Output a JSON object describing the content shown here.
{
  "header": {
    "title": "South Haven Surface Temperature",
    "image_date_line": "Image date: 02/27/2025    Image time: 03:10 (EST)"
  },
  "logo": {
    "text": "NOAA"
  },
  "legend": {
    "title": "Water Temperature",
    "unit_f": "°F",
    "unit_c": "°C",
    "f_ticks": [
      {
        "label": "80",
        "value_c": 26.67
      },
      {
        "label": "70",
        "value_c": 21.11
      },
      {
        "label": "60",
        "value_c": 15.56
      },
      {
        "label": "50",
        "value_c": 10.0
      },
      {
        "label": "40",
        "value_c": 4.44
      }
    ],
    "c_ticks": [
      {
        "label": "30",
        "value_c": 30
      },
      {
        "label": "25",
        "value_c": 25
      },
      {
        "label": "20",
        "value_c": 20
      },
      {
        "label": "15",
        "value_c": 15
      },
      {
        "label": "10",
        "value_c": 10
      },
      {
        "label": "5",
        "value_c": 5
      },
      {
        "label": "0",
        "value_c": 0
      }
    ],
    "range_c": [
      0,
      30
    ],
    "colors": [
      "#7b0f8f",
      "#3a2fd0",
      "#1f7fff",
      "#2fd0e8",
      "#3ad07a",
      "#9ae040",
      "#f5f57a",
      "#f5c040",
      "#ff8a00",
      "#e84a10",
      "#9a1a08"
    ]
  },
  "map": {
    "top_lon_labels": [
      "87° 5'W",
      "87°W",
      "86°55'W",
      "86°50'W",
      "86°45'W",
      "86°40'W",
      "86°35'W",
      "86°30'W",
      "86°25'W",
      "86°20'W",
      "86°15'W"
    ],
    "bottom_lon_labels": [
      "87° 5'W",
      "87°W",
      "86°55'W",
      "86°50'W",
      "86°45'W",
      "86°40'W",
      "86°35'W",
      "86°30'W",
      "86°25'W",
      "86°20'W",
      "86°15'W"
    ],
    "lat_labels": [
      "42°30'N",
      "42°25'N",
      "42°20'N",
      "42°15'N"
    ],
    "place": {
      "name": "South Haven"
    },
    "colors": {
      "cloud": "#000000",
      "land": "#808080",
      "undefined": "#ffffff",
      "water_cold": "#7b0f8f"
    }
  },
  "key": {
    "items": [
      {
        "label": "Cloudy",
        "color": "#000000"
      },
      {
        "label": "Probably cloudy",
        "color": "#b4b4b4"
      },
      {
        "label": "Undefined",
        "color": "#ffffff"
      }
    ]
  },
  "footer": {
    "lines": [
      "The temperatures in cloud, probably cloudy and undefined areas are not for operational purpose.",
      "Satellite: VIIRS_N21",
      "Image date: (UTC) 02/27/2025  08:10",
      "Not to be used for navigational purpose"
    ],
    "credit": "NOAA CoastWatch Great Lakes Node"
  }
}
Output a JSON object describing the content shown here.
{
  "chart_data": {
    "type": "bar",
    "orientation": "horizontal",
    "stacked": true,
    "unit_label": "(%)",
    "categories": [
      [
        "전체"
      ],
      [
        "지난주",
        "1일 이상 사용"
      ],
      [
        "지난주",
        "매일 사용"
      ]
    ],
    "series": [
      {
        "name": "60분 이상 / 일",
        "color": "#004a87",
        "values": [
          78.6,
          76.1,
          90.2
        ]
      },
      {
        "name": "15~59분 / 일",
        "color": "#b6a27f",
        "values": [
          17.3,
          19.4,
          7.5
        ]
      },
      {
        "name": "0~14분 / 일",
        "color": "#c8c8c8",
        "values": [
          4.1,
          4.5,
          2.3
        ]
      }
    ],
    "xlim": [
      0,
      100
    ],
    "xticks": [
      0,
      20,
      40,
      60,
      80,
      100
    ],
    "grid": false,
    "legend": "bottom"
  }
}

========

Looking at the entries above, how many lines contain the word "NOAA"? Answer with the number alone.

> [Task answer] 2